Instructions for the task:
Identify each line containing the word "Маркировка" and copy it.

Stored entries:
◇ ◇ ◇
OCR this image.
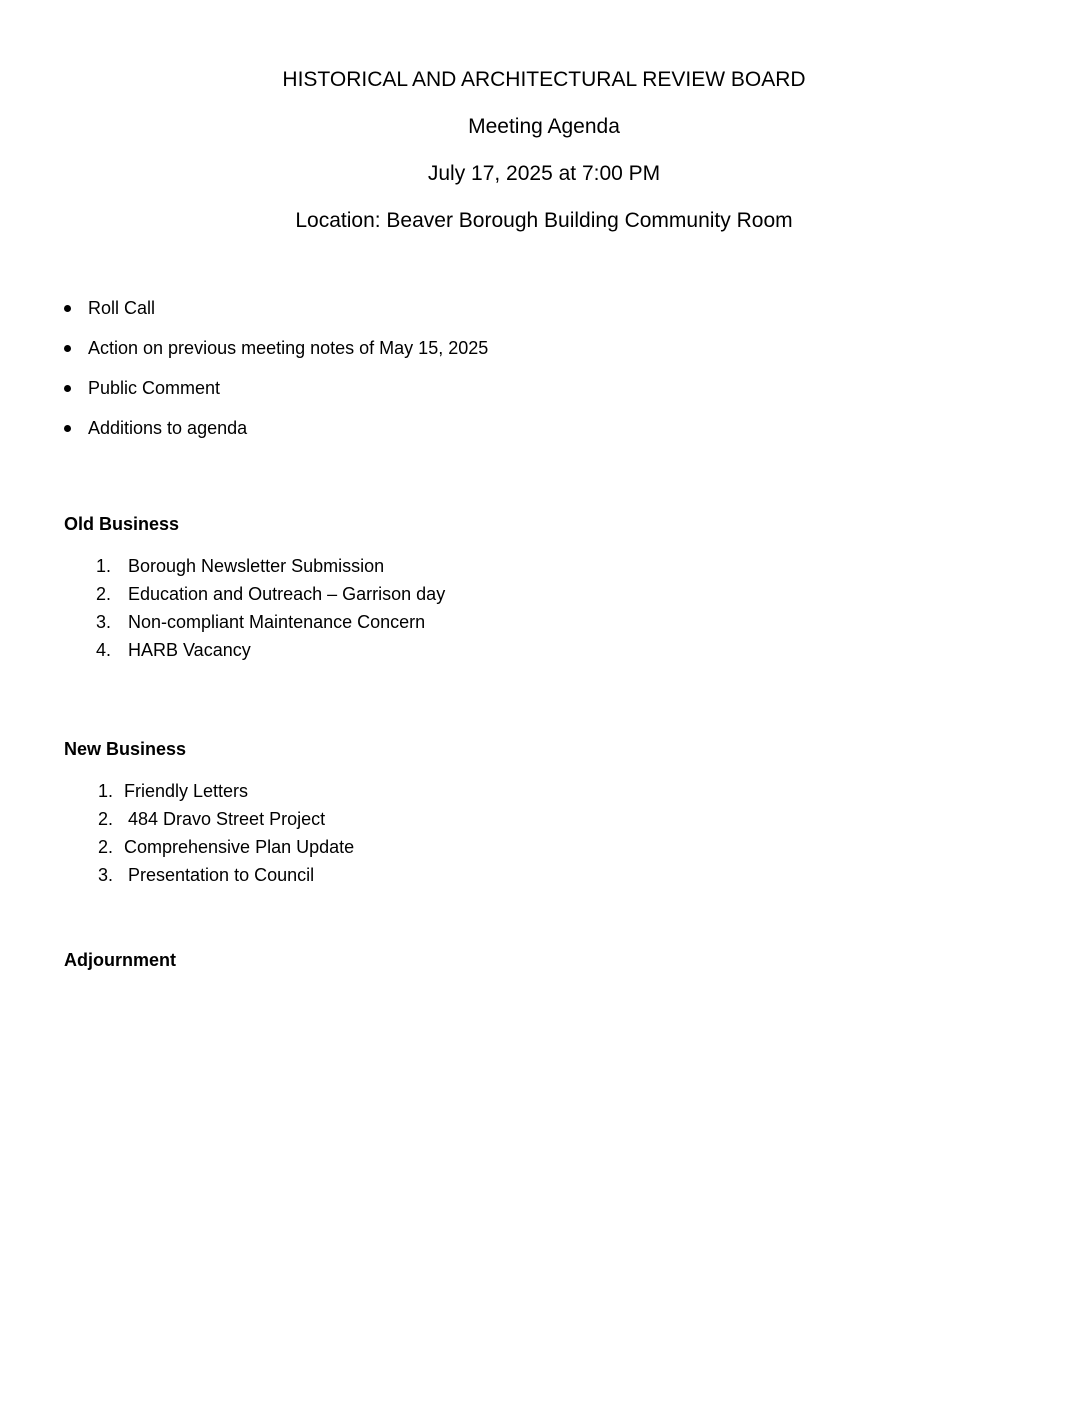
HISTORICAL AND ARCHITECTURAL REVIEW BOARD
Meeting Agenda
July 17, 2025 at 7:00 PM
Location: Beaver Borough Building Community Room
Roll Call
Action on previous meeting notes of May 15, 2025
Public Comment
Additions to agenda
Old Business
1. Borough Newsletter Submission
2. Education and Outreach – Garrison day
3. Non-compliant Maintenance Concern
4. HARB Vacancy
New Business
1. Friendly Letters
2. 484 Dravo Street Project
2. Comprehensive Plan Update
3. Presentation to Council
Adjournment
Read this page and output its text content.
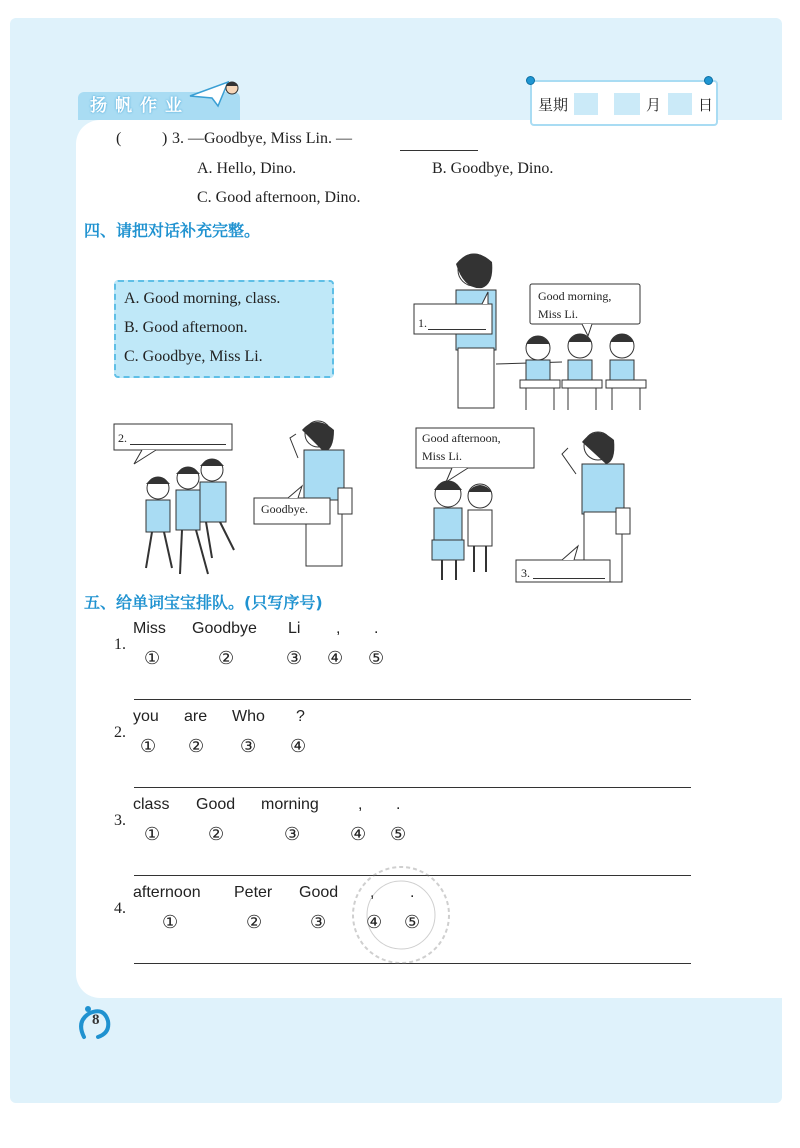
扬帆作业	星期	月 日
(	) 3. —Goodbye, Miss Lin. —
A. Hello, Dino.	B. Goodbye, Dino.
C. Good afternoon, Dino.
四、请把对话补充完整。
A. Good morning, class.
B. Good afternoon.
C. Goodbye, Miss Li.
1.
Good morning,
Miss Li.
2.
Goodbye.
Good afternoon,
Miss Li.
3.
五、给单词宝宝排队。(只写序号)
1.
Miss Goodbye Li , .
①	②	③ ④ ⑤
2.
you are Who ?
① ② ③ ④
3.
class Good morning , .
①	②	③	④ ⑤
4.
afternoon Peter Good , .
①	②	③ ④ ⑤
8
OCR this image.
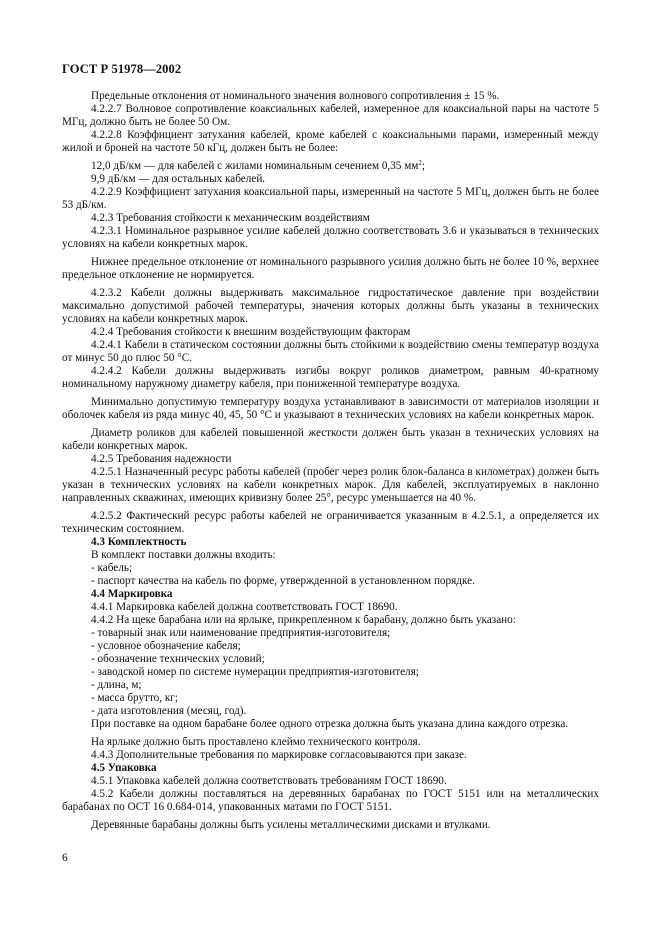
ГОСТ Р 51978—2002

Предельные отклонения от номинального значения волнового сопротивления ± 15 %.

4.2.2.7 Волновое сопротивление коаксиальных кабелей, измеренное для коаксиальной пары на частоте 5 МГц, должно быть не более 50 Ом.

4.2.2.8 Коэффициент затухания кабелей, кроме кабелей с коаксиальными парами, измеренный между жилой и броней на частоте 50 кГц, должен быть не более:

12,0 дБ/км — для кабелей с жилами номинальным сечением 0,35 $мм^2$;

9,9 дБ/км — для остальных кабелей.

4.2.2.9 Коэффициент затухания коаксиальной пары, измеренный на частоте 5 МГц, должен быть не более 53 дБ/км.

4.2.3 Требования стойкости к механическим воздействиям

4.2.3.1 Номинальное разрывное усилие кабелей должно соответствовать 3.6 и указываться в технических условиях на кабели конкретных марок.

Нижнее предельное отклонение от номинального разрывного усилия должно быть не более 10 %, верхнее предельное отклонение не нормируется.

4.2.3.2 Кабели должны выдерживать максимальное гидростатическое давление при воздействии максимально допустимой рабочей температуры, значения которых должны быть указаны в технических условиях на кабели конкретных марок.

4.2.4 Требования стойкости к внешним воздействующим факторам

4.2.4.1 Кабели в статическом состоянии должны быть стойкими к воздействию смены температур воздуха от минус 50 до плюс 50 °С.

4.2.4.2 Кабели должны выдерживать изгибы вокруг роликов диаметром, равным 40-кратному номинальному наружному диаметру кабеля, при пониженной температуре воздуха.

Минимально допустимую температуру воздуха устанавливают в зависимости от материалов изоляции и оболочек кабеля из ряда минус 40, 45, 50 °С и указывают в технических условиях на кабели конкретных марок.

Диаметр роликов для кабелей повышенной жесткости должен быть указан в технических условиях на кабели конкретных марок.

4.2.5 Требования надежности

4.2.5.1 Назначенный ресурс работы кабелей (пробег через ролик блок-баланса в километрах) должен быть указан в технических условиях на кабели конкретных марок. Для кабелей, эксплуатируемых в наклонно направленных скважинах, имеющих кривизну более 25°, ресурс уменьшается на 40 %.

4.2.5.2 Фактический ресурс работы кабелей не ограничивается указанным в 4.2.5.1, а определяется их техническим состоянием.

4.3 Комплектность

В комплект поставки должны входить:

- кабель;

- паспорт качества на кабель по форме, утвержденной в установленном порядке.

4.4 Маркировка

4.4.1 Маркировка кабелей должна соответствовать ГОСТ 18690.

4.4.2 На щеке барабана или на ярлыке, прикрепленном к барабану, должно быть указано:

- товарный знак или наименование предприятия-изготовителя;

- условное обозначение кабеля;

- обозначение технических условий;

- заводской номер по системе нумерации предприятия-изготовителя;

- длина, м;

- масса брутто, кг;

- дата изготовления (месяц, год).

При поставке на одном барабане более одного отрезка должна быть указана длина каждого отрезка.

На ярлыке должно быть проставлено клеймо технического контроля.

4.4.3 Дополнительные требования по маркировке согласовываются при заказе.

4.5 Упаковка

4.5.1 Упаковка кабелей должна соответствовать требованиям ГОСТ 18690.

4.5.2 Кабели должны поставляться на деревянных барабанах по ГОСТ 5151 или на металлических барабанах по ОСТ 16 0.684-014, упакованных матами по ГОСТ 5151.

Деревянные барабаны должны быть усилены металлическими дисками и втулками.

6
◇ ◇ ◇
The output:
4.4 Маркировка
4.4.1 Маркировка кабелей должна соответствовать ГОСТ 18690.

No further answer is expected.